### Supplied text
++++

SOUNDa[,b[,c[,d[,e]]]]
SOUND takes between one and five parameters, adding SOUNDMODE setting, direct use of the old speech synthesis API, plus Sound System selection (SoundChannels).
=STEREO(chan%)
Returns the stereo position.
=LINE
Returns the current fractional line number – which GOTO and GOSUB support. This allows GOTO, for example, to jump into the middle of a line... as if it wasn’t mad enough already.
=READ[$]
The functional version of READ. e.g. PRINT READ$
=RESTORE
Returns the current DATA pointer as a fractional line number, which RESTORE n supports.
=COLOUR(r,g,b)
As Brandy, constructs a colour (palette) word from three parameters, with clamping.
GCOL[a,]colour;
With a semicolon the colour is interpreted as a 24bit colour (palette) word.
LOCAL ERR/ERL/REPORT/TRACE/RND/COUNT/WIDTH
Many more things can be temporarily protected from change. Note that the LOCAL fix above extends to these values too.
=STRING$(address,reason[,length])
For reading many kinds of string direct from memory:
BPUT(addr%,type,value) and =BGET(addr%,type)
Serialisation primitives allow data to be read and written to memory in many formats, including null-terminated string, ctrl-terminated, Pascal string, reverse Pascal string, 40bit float, 16bit float, IEEE single, double and extended, bfloat16, uint8, sint8, uint16, sint16, uint16BE, sint16BE, uint24, sint24, uint24BE, sint24BE, int32, int32BE. addr% is incremented appropriately, so must be a simple variable.
BPUT(#handle%,type,value) and =BGET(#handle%,type)
Serialisation to and from a file.

++++

### What is being asked
From the keyword list, return the passage starting with "GCOL[a,]colour;" and going on through "BPUT(addr%,type,value) and =BGET(addr%,type)", copied word for word. Rely on the keyword list above and nothing else.

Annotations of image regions
++++

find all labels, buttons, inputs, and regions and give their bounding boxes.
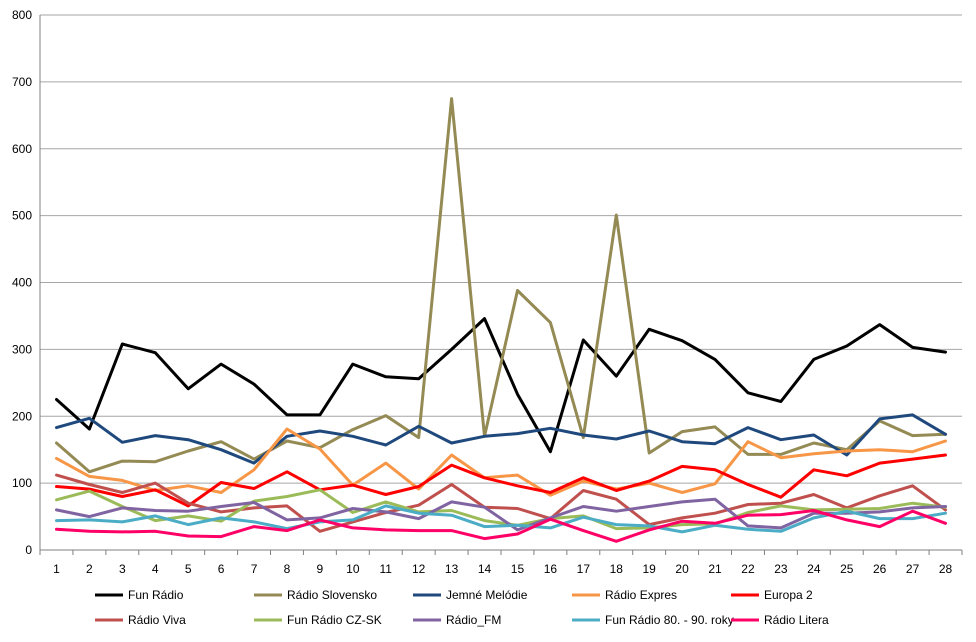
y-tick-label: 700 [12, 75, 32, 89]
x-tick-label: 20 [675, 562, 689, 576]
x-axis-tick-labels: 1 2 3 4 5 6 7 8 9 10 11 12 13 14 15 16 17 18 19 20 21 22 23 24 2… [39, 550, 963, 576]
x-tick-label: 17 [577, 562, 591, 576]
y-tick-label: 600 [12, 142, 32, 156]
x-tick-label: 3 [119, 562, 126, 576]
legend-label: Jemné Melódie [446, 588, 528, 602]
series-line-3 [55, 413, 947, 465]
x-tick-label: 10 [346, 562, 360, 576]
x-tick-label: 28 [939, 562, 953, 576]
legend: Fun Rádio Rádio Slovensko Jemné Melódie Rád… [95, 588, 829, 627]
x-tick-label: 22 [741, 562, 755, 576]
y-tick-label: 400 [12, 276, 32, 290]
y-tick-label: 200 [12, 409, 32, 423]
x-tick-label: 1 [53, 562, 60, 576]
x-tick-label: 11 [380, 562, 393, 576]
y-tick-label: 300 [12, 342, 32, 356]
x-tick-label: 12 [412, 562, 426, 576]
x-tick-label: 25 [840, 562, 854, 576]
legend-label: Rádio Expres [605, 588, 677, 602]
y-axis-tick-labels: 0 100 200 300 400 500 600 700 800 [12, 8, 32, 557]
x-tick-label: 8 [284, 562, 291, 576]
series-line-8 [55, 497, 947, 532]
legend-label: Europa 2 [764, 588, 813, 602]
legend-label: Fun Rádio [128, 588, 184, 602]
series-line-9 [55, 504, 947, 534]
x-tick-label: 4 [152, 562, 159, 576]
x-tick-label: 6 [218, 562, 225, 576]
legend-label: Rádio Viva [128, 613, 186, 627]
legend-label: Fun Rádio 80. - 90. roky [605, 613, 734, 627]
series-line-2 [55, 97, 947, 474]
x-tick-label: 5 [185, 562, 192, 576]
x-tick-label: 18 [610, 562, 624, 576]
x-tick-label: 7 [251, 562, 258, 576]
grid [39, 14, 962, 551]
series-line-7 [55, 488, 947, 531]
series-line-1 [55, 317, 947, 454]
x-tick-label: 26 [873, 562, 887, 576]
series-line-5 [55, 453, 947, 508]
x-tick-label: 9 [317, 562, 324, 576]
x-tick-label: 24 [807, 562, 821, 576]
y-tick-label: 0 [25, 543, 32, 557]
series-line-10 [55, 509, 947, 543]
x-tick-label: 14 [478, 562, 492, 576]
x-tick-label: 19 [642, 562, 656, 576]
legend-label: Fun Rádio CZ-SK [287, 613, 382, 627]
y-tick-label: 100 [12, 476, 32, 490]
legend-label: Rádio Slovensko [287, 588, 377, 602]
x-tick-label: 27 [906, 562, 920, 576]
series-lines [55, 97, 947, 543]
x-tick-label: 23 [774, 562, 788, 576]
x-tick-label: 21 [708, 562, 722, 576]
y-tick-label: 800 [12, 8, 32, 22]
x-tick-label: 13 [445, 562, 459, 576]
series-line-4 [55, 427, 947, 497]
x-tick-label: 16 [544, 562, 558, 576]
x-tick-label: 15 [511, 562, 525, 576]
y-tick-label: 500 [12, 209, 32, 223]
legend-label: Rádio Litera [764, 613, 829, 627]
x-tick-label: 2 [86, 562, 93, 576]
legend-label: Rádio_FM [446, 613, 501, 627]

++++

### Answer to this exercise
GCOL[a,]colour;
With a semicolon the colour is interpreted as a 24bit colour (palette) word.
LOCAL ERR/ERL/REPORT/TRACE/RND/COUNT/WIDTH
Many more things can be temporarily protected from change. Note that the LOCAL fix above extends to these values too.
=STRING$(address,reason[,length])
For reading many kinds of string direct from memory:
BPUT(addr%,type,value) and =BGET(addr%,type)